[Excerpts from a figure dataset]
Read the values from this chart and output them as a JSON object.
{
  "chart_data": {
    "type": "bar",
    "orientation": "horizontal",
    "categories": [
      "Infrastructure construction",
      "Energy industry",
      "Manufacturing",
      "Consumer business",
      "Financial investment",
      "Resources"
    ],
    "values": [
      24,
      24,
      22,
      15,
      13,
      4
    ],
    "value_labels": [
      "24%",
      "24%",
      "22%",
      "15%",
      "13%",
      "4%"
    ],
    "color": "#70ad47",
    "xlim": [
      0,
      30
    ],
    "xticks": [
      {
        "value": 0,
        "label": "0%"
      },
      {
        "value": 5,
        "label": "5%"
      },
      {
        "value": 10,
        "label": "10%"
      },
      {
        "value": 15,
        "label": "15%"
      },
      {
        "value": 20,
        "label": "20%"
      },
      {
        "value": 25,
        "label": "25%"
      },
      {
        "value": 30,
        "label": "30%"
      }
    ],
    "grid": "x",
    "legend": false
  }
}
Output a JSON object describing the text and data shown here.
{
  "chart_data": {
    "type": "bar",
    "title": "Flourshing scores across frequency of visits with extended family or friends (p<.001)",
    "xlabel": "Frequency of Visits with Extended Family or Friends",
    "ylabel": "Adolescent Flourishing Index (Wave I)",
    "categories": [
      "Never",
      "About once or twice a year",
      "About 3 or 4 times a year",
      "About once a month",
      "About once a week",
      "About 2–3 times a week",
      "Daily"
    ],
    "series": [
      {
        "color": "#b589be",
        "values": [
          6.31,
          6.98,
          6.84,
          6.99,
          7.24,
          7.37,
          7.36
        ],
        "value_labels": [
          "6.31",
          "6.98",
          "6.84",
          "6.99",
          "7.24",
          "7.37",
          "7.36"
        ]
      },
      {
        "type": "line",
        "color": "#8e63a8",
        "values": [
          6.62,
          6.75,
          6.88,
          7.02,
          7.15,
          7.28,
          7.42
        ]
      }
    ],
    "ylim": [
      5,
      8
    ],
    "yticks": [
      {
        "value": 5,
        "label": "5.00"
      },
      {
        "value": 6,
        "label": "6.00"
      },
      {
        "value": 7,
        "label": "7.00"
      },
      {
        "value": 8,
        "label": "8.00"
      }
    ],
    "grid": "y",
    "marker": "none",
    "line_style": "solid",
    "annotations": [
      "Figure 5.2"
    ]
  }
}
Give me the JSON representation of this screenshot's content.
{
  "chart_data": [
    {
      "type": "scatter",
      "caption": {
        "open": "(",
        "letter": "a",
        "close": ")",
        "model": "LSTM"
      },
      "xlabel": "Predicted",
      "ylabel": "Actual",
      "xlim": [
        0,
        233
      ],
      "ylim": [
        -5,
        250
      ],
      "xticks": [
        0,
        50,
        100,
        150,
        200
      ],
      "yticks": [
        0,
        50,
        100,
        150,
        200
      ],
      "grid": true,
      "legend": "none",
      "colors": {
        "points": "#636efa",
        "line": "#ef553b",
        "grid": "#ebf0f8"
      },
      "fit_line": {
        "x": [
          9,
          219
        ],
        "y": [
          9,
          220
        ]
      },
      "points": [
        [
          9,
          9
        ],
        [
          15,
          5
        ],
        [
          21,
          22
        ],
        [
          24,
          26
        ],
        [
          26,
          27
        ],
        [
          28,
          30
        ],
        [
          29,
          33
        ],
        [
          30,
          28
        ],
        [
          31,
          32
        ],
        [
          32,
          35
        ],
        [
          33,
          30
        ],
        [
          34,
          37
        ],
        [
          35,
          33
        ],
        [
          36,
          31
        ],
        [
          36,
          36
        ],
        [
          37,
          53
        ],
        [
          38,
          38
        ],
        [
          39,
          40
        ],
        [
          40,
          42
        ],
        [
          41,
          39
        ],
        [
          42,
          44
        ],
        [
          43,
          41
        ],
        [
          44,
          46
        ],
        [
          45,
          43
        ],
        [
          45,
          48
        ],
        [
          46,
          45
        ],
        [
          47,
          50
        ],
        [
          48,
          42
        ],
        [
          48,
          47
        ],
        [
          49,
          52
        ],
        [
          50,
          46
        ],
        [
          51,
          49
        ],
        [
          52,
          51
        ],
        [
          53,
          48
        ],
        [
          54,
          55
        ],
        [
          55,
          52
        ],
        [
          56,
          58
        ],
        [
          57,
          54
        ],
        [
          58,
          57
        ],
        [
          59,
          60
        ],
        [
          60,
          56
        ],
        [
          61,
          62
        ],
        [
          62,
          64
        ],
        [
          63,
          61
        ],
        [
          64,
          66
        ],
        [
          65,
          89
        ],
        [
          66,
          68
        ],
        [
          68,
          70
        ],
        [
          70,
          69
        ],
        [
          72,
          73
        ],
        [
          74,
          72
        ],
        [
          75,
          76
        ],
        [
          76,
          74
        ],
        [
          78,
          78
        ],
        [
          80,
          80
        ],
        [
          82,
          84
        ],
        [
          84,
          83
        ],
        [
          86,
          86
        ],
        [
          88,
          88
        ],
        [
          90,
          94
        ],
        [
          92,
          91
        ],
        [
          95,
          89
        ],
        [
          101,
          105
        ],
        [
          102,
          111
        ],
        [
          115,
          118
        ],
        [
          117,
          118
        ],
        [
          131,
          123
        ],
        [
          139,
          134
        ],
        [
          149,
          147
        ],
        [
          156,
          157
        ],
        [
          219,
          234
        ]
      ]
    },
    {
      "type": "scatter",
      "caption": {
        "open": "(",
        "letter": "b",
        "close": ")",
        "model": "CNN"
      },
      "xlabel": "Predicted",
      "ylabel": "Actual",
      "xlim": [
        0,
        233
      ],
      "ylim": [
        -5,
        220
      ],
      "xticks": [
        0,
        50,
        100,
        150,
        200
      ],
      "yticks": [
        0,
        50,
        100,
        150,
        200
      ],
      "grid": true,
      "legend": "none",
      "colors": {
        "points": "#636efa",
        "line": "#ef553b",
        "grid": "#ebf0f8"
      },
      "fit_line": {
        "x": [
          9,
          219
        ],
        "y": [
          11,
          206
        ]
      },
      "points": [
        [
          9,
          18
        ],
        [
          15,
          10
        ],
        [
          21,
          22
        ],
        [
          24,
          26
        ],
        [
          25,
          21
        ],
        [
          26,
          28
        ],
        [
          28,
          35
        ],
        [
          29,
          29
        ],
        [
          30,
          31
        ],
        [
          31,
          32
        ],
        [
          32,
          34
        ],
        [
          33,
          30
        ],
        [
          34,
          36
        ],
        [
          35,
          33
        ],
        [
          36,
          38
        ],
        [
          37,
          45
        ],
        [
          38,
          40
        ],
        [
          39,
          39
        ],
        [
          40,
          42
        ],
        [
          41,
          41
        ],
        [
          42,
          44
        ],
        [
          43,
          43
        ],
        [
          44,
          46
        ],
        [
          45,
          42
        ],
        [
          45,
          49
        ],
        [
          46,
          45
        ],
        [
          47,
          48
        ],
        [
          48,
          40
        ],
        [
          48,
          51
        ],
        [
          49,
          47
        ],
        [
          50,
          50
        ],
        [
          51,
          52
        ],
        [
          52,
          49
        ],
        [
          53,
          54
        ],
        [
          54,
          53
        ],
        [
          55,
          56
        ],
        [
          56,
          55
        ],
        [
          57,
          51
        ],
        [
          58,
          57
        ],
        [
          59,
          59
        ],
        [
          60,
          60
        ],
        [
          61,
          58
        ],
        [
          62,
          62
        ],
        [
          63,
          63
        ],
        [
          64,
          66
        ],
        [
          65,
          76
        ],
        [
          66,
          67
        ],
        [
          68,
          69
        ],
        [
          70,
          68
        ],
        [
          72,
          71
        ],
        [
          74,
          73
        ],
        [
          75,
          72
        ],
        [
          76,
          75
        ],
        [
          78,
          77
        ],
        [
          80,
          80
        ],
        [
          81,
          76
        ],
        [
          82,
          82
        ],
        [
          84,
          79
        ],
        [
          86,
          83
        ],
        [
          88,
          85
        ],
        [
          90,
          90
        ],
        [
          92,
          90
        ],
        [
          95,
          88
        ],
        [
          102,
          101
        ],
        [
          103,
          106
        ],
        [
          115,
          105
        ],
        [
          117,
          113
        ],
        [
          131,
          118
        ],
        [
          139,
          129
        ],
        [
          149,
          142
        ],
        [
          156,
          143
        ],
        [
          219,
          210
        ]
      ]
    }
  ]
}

What to produce>
Copy every line above in which the string "year" shows up.

Answer to this task>
      "About once or twice a year",
      "About 3 or 4 times a year",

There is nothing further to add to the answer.